■ **TESTO FORNITO**:

===============

Dalle Provincie

CONCLUSA LA CAMPAGNA VACCINALE “A TAPPETO” NELL’AREA AQUILANA DEL GRAN SASSO

Si è chiusa in meno di una settimana la campagna di vaccinazioni ‘a tappeto’ condotta dai quattro team mobili dell’Esercito, con il coordinamento dei Carabinieri e il supporto logistico del IX Reggimento Alpini, nei primi dieci borghi situati nell’area aquilana del Gran Sasso.

Sono stati oltre 660 i cittadini a cui è stato somministrato il vaccino – di cui 620 monodose – che si aggiungono a quelli compresi in altre fasce di popolazione e già sottoposti a inoculazioni nelle scorse settimane. I comuni interessati dall’iniziativa sono stati Calascio, Caporciano, Collepietro, Carapelle Calvisio, Castelvecchio Calvisio, Castel del Monte, Ofena, San Benedetto in Perillis, Santo Stefano di Sessanio, Villa Santa Lucia.

Ad aprile il primo cittadino dell’Aquila Biondi, in qualità di presidente del Comitato ristretto dei sindaci della provincia aquilana (su espressa richiesta dei sindaci dell’organismo), aveva richiesto al Commissario straordinario per l’emergenza Covid-19, generale Francesco Figliuolo,  e al Capo Dipartimento della Protezione civile, Fabrizio Curcio, di promuovere l’attività di somministrazione massiva nei piccoli comuni dell’entroterra abruzzese, distanti dai centri vaccinali presenti nelle città più grandi, per accelerare il processo di immunizzazione dei residenti.

===============

■ **COSA FARAI**:
**A)** Nel testo sulla campagna vaccinale, quanti team mobili dell'Esercito hanno condotto le vaccinazioni?
**B)** Restituisci la parte del testo sulla campagna vaccinale che comincia con "Dalle Provincie" e prosegue fino a "del Gran Sasso.", senza alcuna modifica.
**C)** Riprendi il testo sulla campagna vaccinale e prosegui dal punto in cui si ferma.

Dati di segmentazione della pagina
===============

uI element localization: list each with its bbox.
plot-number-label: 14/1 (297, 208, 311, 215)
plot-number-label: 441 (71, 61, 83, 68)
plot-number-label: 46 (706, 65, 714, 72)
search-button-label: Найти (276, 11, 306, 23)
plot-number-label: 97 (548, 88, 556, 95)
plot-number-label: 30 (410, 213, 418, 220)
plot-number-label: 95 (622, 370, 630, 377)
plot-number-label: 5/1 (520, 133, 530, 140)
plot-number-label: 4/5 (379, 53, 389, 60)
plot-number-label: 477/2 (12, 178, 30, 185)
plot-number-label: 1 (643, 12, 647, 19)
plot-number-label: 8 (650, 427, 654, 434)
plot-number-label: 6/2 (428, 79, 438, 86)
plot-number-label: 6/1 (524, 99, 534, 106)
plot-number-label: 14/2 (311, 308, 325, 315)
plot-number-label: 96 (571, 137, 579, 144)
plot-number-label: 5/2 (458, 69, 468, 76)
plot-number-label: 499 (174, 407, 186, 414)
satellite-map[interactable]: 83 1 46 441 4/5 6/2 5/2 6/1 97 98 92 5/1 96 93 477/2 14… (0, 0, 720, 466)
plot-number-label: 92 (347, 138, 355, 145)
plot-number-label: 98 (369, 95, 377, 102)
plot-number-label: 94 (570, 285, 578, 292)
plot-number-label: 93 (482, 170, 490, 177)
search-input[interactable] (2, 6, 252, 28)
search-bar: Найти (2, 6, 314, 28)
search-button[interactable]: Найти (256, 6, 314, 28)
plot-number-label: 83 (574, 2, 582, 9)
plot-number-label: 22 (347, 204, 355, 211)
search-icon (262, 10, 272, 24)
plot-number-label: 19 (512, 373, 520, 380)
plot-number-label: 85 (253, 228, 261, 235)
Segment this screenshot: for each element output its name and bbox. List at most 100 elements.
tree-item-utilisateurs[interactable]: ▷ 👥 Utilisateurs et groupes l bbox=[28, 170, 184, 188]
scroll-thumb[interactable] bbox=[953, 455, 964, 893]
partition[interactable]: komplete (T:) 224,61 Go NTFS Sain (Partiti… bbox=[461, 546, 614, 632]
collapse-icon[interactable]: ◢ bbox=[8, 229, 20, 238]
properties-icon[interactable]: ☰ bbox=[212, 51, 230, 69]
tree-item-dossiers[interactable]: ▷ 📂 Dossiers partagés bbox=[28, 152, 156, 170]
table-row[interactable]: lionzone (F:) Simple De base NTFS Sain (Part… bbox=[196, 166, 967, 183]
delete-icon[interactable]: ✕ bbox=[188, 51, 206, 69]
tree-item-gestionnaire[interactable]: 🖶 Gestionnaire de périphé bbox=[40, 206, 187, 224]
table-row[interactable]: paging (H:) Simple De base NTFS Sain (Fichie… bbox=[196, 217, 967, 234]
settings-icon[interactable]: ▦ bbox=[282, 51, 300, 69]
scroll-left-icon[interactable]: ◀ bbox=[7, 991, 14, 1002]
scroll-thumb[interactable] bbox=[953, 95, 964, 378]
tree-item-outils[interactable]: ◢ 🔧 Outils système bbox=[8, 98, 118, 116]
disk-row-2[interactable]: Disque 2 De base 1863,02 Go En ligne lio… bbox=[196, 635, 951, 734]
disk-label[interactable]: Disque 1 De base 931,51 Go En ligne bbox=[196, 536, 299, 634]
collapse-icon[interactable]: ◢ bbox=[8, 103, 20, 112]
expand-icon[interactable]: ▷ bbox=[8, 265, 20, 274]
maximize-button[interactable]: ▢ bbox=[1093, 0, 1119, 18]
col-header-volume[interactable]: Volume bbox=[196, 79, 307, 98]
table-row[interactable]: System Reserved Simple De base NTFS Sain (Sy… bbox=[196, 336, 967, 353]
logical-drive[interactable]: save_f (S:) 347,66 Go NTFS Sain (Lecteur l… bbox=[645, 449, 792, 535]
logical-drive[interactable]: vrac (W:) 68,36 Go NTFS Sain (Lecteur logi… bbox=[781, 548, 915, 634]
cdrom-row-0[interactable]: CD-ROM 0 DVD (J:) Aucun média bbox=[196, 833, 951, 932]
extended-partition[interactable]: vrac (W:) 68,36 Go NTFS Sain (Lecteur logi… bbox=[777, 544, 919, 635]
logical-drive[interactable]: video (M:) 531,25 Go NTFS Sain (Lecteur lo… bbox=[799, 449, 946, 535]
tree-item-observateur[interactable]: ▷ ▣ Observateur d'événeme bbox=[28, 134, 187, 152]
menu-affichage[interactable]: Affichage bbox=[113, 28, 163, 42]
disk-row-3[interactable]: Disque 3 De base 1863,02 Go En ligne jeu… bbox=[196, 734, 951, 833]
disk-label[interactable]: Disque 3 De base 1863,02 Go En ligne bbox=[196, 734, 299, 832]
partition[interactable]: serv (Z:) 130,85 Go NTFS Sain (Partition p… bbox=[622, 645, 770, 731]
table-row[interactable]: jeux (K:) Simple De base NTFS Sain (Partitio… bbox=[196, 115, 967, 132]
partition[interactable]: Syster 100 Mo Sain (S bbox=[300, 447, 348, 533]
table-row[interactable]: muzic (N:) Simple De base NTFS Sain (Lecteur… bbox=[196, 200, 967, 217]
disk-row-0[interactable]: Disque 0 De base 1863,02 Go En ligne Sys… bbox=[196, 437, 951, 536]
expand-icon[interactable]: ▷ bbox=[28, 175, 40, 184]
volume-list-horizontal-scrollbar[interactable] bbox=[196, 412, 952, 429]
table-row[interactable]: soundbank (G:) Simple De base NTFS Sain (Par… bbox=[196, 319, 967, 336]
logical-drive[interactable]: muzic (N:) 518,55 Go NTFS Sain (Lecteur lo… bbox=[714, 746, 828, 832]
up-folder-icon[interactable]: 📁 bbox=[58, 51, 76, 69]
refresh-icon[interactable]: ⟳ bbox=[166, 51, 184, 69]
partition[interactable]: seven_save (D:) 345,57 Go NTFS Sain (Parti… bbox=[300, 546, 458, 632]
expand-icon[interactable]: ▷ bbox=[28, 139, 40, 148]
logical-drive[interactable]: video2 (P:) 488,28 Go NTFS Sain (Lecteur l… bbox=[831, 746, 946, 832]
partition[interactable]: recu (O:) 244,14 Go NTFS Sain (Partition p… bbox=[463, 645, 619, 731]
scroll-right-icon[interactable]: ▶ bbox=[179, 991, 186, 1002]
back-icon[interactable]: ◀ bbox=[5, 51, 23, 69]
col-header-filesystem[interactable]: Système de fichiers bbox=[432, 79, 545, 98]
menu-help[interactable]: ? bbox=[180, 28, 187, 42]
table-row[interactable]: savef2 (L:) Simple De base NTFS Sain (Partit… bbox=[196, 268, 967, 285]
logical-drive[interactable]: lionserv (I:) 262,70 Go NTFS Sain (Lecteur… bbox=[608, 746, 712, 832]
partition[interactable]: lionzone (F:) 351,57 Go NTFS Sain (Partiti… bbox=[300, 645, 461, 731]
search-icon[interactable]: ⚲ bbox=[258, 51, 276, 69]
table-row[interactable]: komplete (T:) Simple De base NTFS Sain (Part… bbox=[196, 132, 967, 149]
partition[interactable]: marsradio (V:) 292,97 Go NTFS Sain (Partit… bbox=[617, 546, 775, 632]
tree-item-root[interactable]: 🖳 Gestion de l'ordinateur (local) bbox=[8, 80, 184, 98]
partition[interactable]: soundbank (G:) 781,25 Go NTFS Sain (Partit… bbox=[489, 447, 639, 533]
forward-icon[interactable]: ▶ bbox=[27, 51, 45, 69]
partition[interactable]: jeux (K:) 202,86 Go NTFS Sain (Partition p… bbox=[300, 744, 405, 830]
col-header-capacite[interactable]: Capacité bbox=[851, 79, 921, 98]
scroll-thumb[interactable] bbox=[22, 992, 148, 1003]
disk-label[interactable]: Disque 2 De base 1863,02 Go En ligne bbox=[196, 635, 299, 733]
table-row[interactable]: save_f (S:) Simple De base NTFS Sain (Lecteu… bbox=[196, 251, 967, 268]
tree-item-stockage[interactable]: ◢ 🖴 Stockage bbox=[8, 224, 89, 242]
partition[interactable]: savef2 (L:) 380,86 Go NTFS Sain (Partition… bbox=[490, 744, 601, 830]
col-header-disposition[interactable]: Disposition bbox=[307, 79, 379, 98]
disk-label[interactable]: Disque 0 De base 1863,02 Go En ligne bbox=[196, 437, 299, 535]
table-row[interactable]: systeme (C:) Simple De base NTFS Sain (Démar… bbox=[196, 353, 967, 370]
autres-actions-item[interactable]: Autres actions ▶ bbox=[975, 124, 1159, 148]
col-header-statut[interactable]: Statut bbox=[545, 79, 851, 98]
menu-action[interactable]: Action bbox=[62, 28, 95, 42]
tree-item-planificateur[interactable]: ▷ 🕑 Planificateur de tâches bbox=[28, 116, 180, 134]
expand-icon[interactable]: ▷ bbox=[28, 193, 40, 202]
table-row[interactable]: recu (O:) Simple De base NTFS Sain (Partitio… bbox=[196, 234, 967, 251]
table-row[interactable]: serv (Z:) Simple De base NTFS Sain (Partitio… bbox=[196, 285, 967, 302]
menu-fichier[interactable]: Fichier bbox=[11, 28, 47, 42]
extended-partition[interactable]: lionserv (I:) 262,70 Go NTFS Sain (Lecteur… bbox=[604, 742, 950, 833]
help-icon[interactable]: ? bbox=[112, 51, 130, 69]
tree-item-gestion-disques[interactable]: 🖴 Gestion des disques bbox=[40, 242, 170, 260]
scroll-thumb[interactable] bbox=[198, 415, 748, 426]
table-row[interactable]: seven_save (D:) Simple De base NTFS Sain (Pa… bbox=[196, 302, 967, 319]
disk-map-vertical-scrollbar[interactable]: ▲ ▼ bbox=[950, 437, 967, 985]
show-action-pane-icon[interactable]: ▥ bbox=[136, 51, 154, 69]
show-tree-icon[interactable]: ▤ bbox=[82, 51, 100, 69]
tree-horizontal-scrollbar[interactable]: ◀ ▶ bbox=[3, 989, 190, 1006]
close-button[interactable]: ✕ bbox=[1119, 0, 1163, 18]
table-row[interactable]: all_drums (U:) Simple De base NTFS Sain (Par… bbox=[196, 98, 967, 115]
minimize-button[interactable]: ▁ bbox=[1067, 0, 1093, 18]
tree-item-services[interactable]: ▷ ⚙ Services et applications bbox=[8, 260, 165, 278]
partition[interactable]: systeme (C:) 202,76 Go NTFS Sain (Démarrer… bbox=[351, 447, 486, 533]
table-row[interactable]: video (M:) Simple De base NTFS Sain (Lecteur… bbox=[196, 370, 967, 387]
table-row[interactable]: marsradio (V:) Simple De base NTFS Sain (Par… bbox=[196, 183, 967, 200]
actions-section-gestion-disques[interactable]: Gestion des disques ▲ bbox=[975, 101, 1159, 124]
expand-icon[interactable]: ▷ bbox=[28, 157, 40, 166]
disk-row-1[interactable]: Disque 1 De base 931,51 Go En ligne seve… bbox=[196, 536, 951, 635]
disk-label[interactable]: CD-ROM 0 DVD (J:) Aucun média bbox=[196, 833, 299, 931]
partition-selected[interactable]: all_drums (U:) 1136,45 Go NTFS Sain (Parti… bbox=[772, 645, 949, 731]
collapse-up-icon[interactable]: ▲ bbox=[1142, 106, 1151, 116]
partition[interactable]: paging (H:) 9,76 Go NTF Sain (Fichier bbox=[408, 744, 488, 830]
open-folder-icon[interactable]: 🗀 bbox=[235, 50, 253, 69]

===============

■ **RISPOSTE SCRITTE**:
**A)** Quattro team mobili dell'Esercito.

**B)**
Dalle Provincie

CONCLUSA LA CAMPAGNA VACCINALE “A TAPPETO” NELL’AREA AQUILANA DEL GRAN SASSO

Si è chiusa in meno di una settimana la campagna di vaccinazioni ‘a tappeto’ condotta dai quattro team mobili dell’Esercito, con il coordinamento dei Carabinieri e il supporto logistico del IX Reggimento Alpini, nei primi dieci borghi situati nell’area aquilana del Gran Sasso.

**C)**
“Con questo programma sperimentale, che per ora ha interessato i Comuni con popolazione inferiore a 500 abitanti ma che sarà esteso anche ai centri che superano la soglia, le Istituzioni dello Stato hanno dimostrato di saper interpretare le esigenze dei cittadini e garantire un diritto inalienabile, quale quello alla salute, a tutti, anche a coloro che vivono in aree marginali del Paese. Rendere il Gran Sasso ‘covid free’ avrà, inoltre, anche una ricaduta sui territori in chiave turistica ed economica. Il mio ringraziamento va alla Regione, alla Asl, all’Esercito, ai Carabinieri e agli Alpini del IX che hanno lavorato incessantemente per raggiungere questo importante obiettivo” ha dichiarato il sindaco Biondi durante la conferenza stampa che si è tenuta martedì presso la sede municipale dell’Aquila di Palazzo Fibbioni.

“Mentre l’Abruzzo si appresta ad entrare in fascia bianca, questa iniziativa di vaccinazione che ha interessato i piccoli centri della montagna abruzzese rappresenta un valore aggiunto, sia per la salvaguardia della salute pubblica sia per rendere i territori ancora più attrattivi in vista della prossima stagione estiva” ha dichiarato il presidente Marsilio.